Stored records:
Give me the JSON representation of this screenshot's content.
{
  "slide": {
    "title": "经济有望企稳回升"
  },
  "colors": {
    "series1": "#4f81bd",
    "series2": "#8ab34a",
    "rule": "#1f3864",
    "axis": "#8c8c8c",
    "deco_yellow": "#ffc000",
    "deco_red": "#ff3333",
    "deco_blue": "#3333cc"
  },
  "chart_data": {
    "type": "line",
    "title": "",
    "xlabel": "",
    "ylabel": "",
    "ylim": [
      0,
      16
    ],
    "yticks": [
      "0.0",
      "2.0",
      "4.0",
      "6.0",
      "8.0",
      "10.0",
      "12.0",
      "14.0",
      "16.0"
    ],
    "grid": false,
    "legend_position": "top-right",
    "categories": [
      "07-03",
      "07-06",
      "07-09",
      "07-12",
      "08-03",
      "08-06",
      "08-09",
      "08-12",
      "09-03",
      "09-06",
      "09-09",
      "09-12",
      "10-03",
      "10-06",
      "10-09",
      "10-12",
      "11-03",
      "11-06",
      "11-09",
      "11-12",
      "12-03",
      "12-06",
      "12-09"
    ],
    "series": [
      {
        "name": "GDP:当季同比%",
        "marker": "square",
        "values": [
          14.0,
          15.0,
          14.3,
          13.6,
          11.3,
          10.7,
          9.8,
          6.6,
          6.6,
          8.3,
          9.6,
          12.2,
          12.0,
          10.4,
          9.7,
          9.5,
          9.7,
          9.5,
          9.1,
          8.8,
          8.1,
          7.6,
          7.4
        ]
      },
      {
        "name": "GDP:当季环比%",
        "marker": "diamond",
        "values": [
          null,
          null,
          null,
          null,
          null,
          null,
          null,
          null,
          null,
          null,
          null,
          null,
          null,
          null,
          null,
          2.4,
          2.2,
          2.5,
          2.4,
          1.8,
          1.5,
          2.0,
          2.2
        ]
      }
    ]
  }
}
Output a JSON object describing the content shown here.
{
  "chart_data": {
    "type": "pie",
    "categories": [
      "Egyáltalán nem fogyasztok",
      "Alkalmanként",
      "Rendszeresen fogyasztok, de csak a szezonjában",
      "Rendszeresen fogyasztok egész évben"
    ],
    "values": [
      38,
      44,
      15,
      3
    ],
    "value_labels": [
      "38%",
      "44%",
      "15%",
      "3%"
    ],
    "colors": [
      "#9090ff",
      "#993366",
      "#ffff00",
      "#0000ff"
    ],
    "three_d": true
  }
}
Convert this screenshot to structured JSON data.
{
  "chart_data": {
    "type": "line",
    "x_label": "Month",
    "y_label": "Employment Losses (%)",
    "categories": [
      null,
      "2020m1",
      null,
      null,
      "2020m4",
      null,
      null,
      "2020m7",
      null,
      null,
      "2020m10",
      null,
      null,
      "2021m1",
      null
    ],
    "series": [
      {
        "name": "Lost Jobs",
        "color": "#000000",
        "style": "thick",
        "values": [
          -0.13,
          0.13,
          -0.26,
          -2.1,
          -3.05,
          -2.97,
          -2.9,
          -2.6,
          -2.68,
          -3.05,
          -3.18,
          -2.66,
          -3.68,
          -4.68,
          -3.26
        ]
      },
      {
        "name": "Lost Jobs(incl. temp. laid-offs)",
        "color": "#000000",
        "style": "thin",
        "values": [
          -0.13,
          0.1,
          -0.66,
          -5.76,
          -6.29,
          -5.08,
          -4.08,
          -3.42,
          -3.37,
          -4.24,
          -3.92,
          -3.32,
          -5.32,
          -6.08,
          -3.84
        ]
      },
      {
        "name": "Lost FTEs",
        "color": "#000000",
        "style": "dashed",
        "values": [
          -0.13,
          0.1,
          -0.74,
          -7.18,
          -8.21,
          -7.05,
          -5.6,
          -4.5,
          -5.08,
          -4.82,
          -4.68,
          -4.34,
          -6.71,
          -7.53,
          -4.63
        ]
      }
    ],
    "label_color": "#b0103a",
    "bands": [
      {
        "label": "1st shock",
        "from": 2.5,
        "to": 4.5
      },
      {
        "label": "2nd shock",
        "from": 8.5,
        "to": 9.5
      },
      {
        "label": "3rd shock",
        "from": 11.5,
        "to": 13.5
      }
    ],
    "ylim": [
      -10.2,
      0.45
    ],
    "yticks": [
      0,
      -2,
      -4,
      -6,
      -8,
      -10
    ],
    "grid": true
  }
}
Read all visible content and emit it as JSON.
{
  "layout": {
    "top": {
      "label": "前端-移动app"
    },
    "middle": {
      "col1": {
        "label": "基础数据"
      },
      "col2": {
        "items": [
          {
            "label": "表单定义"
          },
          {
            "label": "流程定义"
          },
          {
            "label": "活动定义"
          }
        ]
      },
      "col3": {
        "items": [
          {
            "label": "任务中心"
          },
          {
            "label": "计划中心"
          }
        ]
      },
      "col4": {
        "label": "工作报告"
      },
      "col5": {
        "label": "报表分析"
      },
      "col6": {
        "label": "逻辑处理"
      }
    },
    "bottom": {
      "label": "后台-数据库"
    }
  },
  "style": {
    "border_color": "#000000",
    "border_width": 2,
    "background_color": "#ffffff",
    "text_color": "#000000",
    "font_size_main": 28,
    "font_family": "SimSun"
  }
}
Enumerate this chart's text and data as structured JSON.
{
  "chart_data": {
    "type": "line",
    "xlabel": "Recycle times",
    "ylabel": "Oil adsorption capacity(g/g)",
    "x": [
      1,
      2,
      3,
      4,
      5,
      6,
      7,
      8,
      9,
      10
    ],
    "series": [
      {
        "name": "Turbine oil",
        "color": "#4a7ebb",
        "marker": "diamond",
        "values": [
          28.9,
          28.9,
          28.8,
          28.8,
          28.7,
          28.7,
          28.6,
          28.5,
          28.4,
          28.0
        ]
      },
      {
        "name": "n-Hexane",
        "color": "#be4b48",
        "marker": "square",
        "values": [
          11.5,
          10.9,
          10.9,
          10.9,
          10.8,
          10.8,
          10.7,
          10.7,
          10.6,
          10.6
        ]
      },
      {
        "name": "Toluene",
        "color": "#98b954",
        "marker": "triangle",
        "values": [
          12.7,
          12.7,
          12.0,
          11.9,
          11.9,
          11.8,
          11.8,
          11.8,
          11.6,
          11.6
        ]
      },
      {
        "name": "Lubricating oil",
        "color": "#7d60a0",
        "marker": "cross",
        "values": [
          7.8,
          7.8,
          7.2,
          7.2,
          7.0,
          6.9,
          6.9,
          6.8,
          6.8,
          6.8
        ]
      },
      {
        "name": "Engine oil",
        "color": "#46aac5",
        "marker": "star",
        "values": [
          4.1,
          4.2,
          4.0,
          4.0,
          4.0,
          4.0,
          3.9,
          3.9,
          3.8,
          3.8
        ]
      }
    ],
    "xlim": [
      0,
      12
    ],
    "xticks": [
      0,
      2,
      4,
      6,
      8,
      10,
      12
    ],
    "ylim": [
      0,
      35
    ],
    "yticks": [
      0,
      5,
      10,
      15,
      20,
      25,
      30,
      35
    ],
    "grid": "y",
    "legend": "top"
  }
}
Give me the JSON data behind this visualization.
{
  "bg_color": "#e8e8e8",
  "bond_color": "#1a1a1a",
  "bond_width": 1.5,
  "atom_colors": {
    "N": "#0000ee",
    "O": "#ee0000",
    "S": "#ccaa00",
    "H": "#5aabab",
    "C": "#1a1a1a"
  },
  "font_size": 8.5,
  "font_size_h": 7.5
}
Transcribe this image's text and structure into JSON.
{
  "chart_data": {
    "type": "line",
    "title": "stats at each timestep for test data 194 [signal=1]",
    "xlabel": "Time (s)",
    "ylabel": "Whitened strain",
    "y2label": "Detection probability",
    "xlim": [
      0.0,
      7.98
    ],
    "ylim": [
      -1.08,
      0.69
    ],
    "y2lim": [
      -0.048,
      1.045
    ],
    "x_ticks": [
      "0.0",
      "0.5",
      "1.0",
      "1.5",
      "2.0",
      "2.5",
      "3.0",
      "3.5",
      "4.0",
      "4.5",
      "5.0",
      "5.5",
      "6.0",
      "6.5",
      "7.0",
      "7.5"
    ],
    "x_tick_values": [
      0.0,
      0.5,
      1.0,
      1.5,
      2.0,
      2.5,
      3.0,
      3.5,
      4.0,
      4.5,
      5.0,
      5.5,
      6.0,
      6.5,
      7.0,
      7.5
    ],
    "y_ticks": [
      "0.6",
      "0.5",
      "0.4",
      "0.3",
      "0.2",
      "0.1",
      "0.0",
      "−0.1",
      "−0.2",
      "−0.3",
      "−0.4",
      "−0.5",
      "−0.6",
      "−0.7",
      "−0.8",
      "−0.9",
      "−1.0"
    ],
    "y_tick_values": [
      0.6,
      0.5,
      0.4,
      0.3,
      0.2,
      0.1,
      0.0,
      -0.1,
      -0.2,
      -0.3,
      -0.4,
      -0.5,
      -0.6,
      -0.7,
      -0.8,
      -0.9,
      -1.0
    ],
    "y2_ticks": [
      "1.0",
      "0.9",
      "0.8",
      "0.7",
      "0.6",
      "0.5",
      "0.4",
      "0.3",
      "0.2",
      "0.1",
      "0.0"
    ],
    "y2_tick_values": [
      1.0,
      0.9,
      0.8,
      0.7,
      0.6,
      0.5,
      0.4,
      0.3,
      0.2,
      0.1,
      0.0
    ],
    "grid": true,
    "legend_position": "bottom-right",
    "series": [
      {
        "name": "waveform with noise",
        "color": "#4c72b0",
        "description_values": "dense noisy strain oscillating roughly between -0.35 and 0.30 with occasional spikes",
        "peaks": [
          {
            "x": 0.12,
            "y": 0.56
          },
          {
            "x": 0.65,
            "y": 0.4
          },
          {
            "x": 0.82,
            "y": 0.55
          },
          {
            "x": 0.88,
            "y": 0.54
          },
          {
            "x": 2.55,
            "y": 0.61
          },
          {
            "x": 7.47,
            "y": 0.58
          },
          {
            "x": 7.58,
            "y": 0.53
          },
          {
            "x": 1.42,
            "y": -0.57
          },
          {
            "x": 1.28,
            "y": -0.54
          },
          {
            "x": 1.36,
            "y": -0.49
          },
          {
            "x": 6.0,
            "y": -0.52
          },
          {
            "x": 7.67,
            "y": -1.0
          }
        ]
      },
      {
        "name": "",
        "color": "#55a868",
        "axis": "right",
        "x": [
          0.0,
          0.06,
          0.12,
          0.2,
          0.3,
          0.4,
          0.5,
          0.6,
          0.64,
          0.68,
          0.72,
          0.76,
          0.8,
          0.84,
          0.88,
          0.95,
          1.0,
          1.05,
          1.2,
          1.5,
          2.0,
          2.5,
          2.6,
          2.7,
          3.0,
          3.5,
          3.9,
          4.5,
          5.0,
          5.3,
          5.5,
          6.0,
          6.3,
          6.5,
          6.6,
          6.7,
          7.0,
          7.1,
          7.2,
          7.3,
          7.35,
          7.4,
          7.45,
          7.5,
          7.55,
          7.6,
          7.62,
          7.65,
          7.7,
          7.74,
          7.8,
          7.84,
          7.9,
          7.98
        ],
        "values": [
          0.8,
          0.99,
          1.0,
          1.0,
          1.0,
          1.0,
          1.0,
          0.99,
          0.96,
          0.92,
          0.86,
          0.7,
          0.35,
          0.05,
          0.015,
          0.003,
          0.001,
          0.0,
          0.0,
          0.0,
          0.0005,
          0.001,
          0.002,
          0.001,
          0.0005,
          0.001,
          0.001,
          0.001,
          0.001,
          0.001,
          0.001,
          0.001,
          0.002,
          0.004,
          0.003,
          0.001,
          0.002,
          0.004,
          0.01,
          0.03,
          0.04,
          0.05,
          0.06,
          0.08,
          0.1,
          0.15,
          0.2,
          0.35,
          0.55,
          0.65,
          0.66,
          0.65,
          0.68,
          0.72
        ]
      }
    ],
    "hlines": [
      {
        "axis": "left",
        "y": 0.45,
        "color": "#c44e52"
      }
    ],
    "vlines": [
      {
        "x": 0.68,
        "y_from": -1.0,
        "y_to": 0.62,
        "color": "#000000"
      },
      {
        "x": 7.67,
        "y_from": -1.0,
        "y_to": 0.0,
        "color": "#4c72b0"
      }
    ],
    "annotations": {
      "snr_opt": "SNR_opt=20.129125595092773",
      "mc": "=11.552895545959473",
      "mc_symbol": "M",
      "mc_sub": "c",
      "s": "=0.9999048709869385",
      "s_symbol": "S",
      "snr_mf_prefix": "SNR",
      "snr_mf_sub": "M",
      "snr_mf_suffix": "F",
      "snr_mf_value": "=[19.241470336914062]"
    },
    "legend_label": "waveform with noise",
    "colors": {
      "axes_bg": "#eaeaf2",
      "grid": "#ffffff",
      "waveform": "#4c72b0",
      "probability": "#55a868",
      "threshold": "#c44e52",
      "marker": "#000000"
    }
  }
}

-- WHAT YOU NEED TO DO --
Report how many lines of the records above contain the word "ylabel", and give only that number.

-- ANSWER IN FULL --
3